Material for the task:
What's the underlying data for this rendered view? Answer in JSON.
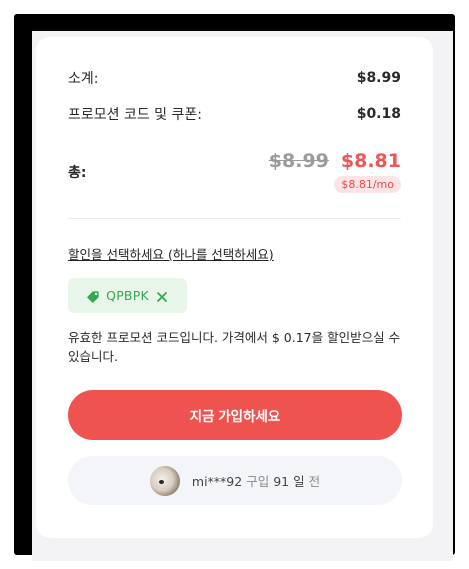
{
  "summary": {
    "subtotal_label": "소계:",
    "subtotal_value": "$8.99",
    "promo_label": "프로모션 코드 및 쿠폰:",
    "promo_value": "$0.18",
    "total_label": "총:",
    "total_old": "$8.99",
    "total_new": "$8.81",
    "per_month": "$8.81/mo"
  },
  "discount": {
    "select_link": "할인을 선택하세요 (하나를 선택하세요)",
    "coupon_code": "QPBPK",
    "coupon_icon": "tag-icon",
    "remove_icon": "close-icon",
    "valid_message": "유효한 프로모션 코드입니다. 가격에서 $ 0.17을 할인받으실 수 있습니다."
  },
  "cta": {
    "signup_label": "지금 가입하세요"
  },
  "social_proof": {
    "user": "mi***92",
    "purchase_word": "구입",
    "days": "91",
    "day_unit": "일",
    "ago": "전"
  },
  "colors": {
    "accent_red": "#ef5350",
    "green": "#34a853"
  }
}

Problem to solve: Each line of the data should be quoted exactly, with pictures left out.

Written answer:
What's the underlying data for this rendered view? Answer in JSON.
{
  "summary": {
    "subtotal_label": "소계:",
    "subtotal_value": "$8.99",
    "promo_label": "프로모션 코드 및 쿠폰:",
    "promo_value": "$0.18",
    "total_label": "총:",
    "total_old": "$8.99",
    "total_new": "$8.81",
    "per_month": "$8.81/mo"
  },
  "discount": {
    "select_link": "할인을 선택하세요 (하나를 선택하세요)",
    "coupon_code": "QPBPK",
    "coupon_icon": "tag-icon",
    "remove_icon": "close-icon",
    "valid_message": "유효한 프로모션 코드입니다. 가격에서 $ 0.17을 할인받으실 수 있습니다."
  },
  "cta": {
    "signup_label": "지금 가입하세요"
  },
  "social_proof": {
    "user": "mi***92",
    "purchase_word": "구입",
    "days": "91",
    "day_unit": "일",
    "ago": "전"
  },
  "colors": {
    "accent_red": "#ef5350",
    "green": "#34a853"
  }
}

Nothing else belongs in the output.